▶ 次の各問:
**1)** 物理学科の紹介文で、かぎ括弧または二重引用符に囲まれている語句を、重複を除いてすべて挙げてください。
**2)** 物理学科の紹介文を、最後の文の後から数文書き足してください。

▶ 提示文章:
------------------------
理学部物理学科4年 埼玉県・私立武蔵越生高等学校 出身

高校生のとき、次世代の暗号技術である「量子暗号」のニュースを見たことでその研究を行いたいと思うようになり、そのときから量子光学を専門とする平野琢也先生の「平野研究室」に興味を抱いていました。本学物理学科に進学し、4年生になった現在は先生の研究室に所属し、暗号技術である"量子鍵配送"の実験を行っています。通常、"量子鍵配送"は通信を行う二者間の距離が離れれば離れるほど通信が難しくなるため、この通信距離を延ばすための新しい手法を確立することを目指し、平野先生の指導のもと日々研究に取り組んでいます。定期的なミーティングで疑問を解消できたり、実験機材が豊富に揃っていたりと、研究に専念しやすい環境であることも本研究室の魅力です。

ゼミの様子


ABOUT SEMINAR

物理学の研究対象は
無限に広がっている

最先端研究を自分の言葉で
物理学科の物理学輪講

物理は自由で、その研究対象は無限に広がっています。そして、物理学の最前線では、今も驚くような様々な研究が進展しつつあります。その進展しつつある物理を学ぶことができる場、それが物理学輪講です。
------------------------
[ページ要素の注釈]
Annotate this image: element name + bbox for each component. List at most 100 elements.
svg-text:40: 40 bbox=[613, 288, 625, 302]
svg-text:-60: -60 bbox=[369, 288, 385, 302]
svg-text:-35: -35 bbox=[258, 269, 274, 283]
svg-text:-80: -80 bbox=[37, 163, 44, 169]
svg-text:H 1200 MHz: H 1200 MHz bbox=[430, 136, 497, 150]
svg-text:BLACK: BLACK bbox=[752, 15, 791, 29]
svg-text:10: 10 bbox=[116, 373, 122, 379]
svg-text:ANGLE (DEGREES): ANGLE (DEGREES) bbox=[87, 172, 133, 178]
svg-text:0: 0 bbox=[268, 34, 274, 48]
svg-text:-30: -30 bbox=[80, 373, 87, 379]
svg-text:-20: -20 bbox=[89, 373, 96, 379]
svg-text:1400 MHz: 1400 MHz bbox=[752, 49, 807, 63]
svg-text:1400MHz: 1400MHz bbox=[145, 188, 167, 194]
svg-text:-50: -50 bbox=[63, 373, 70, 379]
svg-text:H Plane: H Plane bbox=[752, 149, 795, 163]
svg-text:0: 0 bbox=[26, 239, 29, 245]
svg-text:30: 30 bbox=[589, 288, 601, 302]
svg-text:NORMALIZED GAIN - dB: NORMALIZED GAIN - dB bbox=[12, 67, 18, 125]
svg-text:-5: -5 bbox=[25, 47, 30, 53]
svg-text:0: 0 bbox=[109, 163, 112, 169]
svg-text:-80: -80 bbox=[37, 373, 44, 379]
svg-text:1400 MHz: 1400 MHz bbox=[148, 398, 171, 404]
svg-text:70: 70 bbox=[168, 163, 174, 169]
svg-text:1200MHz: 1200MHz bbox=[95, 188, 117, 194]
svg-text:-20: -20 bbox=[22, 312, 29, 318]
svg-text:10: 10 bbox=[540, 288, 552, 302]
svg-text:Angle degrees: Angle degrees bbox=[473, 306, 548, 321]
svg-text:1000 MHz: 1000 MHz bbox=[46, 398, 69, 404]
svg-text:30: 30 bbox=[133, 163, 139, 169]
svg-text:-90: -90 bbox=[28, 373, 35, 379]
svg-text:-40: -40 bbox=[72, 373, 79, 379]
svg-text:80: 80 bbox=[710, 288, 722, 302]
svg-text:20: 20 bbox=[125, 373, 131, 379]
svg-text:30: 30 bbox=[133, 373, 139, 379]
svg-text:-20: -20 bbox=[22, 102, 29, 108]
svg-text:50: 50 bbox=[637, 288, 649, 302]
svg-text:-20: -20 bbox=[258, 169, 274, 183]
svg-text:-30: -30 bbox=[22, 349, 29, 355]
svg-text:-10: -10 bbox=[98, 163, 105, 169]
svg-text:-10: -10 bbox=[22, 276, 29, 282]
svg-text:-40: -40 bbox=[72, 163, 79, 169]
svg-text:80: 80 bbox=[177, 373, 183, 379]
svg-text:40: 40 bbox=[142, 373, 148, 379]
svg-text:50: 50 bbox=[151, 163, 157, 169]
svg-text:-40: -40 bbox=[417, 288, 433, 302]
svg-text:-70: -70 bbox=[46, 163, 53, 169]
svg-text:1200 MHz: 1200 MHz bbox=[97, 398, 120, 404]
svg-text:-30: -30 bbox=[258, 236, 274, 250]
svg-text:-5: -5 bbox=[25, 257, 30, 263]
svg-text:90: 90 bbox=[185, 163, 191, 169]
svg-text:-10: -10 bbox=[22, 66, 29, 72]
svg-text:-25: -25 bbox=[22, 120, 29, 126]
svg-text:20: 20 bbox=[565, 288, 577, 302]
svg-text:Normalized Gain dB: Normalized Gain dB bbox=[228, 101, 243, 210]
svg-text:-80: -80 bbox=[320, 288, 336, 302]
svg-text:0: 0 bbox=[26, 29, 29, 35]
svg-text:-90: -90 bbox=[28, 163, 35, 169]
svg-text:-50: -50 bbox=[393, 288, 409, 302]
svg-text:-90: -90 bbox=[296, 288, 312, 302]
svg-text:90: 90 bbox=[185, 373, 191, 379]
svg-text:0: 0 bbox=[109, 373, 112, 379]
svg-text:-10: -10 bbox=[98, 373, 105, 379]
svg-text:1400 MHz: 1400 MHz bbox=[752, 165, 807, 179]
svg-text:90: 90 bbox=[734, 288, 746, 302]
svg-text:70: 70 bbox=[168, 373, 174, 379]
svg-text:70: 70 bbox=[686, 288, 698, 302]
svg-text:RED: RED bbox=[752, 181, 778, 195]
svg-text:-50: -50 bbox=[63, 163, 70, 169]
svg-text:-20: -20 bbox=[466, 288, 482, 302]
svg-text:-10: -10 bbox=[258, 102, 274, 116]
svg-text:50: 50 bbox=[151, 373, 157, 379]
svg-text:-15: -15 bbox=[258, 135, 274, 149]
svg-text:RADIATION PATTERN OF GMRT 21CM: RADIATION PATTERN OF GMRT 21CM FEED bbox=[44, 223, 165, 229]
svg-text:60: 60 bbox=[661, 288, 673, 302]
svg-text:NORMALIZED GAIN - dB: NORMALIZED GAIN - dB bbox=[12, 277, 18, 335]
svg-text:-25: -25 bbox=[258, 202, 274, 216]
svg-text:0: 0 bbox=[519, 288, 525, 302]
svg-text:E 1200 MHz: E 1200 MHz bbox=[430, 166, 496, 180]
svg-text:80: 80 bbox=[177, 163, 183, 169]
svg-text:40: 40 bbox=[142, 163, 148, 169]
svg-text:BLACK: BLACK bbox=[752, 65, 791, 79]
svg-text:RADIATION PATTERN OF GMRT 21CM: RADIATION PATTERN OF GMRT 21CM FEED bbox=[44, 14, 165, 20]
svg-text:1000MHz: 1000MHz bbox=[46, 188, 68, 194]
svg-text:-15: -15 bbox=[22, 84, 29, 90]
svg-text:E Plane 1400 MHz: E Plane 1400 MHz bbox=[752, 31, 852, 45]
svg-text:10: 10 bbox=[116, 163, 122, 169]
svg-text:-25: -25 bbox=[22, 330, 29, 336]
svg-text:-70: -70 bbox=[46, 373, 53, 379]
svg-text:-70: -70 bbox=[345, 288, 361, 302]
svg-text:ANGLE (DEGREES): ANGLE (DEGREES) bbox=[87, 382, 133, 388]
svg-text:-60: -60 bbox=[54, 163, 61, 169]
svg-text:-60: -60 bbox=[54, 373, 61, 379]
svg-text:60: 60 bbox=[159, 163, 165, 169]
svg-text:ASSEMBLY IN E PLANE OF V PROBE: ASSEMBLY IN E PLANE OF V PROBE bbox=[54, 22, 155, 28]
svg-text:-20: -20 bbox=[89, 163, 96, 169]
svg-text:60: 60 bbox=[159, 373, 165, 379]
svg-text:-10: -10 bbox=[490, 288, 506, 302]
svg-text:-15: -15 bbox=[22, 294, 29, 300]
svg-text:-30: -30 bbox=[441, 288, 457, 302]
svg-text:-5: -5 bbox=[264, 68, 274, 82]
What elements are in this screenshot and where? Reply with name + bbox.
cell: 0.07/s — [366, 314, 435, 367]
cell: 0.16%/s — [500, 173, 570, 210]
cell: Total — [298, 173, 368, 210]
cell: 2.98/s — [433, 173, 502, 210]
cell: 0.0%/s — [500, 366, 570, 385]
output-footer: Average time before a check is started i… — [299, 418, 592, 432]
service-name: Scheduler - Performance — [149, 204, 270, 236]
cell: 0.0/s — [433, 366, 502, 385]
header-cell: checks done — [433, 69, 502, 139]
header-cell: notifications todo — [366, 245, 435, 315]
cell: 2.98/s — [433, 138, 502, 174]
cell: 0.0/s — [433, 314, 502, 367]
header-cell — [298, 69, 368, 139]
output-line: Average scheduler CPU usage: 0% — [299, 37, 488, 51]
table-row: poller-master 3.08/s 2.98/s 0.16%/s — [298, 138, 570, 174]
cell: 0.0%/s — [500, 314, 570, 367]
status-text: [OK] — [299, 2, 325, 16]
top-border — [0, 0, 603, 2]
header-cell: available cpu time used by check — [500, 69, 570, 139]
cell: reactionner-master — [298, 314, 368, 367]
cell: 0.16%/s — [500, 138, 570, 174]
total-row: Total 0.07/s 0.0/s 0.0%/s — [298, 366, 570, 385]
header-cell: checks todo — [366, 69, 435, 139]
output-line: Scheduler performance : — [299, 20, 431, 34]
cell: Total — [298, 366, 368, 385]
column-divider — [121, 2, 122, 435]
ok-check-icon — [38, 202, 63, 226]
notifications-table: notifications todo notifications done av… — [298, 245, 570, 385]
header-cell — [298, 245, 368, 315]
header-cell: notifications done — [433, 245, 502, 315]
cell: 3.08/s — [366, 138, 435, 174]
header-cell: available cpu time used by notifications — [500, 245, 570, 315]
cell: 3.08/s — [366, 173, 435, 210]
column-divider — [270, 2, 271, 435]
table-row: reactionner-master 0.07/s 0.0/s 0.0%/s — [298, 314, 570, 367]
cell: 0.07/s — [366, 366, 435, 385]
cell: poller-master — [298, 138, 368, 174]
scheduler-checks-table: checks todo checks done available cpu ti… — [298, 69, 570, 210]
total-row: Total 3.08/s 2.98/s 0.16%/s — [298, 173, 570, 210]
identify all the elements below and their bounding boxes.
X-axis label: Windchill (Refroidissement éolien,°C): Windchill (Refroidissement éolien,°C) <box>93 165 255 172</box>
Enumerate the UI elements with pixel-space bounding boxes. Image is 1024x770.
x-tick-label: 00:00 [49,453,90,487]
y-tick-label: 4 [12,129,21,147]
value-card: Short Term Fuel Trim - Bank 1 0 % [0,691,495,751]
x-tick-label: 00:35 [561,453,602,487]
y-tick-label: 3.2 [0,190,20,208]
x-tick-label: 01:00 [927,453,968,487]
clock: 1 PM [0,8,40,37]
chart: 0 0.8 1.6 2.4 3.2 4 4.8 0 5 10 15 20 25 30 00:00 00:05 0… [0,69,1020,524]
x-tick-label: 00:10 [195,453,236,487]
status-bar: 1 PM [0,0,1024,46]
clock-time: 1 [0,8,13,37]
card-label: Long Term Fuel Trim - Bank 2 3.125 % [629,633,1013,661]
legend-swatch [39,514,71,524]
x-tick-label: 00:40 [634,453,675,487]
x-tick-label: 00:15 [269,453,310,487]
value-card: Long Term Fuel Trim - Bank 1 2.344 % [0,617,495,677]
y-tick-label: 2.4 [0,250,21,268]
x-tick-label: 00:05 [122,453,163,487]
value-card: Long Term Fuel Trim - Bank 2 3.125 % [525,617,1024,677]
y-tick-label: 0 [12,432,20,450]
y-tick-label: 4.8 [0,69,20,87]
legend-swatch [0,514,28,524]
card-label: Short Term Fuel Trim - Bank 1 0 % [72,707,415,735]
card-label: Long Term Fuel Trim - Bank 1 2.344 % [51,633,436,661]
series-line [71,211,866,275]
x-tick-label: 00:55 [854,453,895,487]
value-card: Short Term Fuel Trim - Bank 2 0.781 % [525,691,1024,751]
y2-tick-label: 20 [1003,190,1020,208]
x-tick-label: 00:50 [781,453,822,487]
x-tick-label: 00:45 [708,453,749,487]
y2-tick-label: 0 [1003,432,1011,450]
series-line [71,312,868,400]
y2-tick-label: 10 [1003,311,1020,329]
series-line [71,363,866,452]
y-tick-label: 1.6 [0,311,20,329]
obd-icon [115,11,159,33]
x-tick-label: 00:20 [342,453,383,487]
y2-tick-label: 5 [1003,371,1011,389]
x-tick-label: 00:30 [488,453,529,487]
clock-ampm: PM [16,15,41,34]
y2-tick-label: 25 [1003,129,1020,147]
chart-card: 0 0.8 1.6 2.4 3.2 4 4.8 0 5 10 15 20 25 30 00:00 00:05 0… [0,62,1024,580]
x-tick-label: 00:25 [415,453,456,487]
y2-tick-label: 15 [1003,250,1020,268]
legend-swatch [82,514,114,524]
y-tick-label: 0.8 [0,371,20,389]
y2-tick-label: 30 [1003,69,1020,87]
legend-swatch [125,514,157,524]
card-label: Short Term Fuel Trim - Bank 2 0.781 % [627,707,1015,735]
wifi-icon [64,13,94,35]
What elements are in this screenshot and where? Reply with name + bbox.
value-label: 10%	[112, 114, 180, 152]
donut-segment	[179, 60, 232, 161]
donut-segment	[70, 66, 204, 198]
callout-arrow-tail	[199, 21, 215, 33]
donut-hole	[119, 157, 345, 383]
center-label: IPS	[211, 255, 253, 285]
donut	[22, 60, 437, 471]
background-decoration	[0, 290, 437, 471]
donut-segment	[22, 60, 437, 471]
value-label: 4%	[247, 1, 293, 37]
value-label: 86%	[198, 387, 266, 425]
------------------------
▶ 解答一覧:
**1)** 量子暗号、平野研究室、量子鍵配送

**2)**
物理学輪講は、本学科4年生の必修科目で、各研究室の4年生全員が自身の卒業研究に関連する文献を読み、その内容を学生と教員全員の前で発表します。3年生までに現代物理学を一通り学び、その上に立って最先端の研究を理解することは実は容易なことではありません。さらに、物理学輪講では、それを自分の言葉で説明することを目指します。これは本当に大変なことで、よりよい発表を行うには多くの準備が必要です。発表当日に学生が味わう緊張感は並大抵のものではありませんが、社会に出てから物理学輪講が最も思い出深く、その経験が会社でのプレゼンテーションなどに役立っていると語る卒業生も少なくありません。

物理で情報を研究して生まれた
量子暗号という新技術

物理の研究対象として近年注目されているものに情報があります。本学科でも、情報熱力学や量子情報技術などの研究が行われており、今年度の物理学輪講でも、これらの分野の論文がいくつか紹介されました。情報熱力学は、情報と熱力学の関係を扱う分野で、例えば、状態を知っているということを利用して、エネルギーを使わずに物体を動かせるのだろうかということを研究します。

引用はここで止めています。